Count every line in the following entries where the word "small" appears. Give the count alone.

=== Dataset records ===

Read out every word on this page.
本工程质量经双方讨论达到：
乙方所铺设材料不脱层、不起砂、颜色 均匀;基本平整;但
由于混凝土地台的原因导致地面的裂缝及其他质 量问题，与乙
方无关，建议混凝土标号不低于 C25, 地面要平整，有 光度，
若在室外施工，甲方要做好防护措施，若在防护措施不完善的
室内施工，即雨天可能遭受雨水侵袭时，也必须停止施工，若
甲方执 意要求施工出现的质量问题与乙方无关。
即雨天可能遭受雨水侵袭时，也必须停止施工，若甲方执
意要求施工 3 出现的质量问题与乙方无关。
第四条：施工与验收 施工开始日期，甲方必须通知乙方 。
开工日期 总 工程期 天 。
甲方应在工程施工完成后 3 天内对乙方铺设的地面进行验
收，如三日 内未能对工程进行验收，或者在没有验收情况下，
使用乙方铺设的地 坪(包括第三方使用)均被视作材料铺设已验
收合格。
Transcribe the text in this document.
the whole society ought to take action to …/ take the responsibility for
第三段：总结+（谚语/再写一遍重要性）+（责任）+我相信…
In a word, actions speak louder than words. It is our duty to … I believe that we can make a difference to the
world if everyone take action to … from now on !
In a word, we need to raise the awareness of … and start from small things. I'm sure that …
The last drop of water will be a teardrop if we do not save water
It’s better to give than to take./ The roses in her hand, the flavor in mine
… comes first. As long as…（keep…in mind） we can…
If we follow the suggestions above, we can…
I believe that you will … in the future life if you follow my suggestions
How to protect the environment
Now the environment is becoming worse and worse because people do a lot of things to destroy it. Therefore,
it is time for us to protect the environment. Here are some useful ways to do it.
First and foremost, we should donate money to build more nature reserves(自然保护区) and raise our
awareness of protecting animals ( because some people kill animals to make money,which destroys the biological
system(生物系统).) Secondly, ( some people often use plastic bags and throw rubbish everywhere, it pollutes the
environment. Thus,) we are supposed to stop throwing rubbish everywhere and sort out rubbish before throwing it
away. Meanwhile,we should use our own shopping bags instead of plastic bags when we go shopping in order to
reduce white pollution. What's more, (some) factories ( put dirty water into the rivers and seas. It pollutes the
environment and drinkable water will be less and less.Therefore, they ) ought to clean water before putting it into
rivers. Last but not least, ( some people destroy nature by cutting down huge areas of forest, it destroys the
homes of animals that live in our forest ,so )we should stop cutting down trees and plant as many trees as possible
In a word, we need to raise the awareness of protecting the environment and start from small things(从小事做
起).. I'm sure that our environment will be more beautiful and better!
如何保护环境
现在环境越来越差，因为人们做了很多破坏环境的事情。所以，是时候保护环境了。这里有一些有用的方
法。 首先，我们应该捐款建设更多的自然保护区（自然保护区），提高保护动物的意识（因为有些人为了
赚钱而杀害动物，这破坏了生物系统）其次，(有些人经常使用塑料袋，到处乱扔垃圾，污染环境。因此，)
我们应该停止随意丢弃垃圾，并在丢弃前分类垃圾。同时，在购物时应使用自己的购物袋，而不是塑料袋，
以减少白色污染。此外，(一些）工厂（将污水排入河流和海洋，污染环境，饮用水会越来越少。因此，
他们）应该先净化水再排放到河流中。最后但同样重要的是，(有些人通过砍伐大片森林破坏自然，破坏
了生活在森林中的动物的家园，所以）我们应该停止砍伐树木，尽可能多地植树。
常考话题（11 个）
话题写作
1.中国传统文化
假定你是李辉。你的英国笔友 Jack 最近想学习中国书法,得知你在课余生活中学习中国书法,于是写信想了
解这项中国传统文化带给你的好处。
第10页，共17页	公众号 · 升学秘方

===

_Exercise output_
2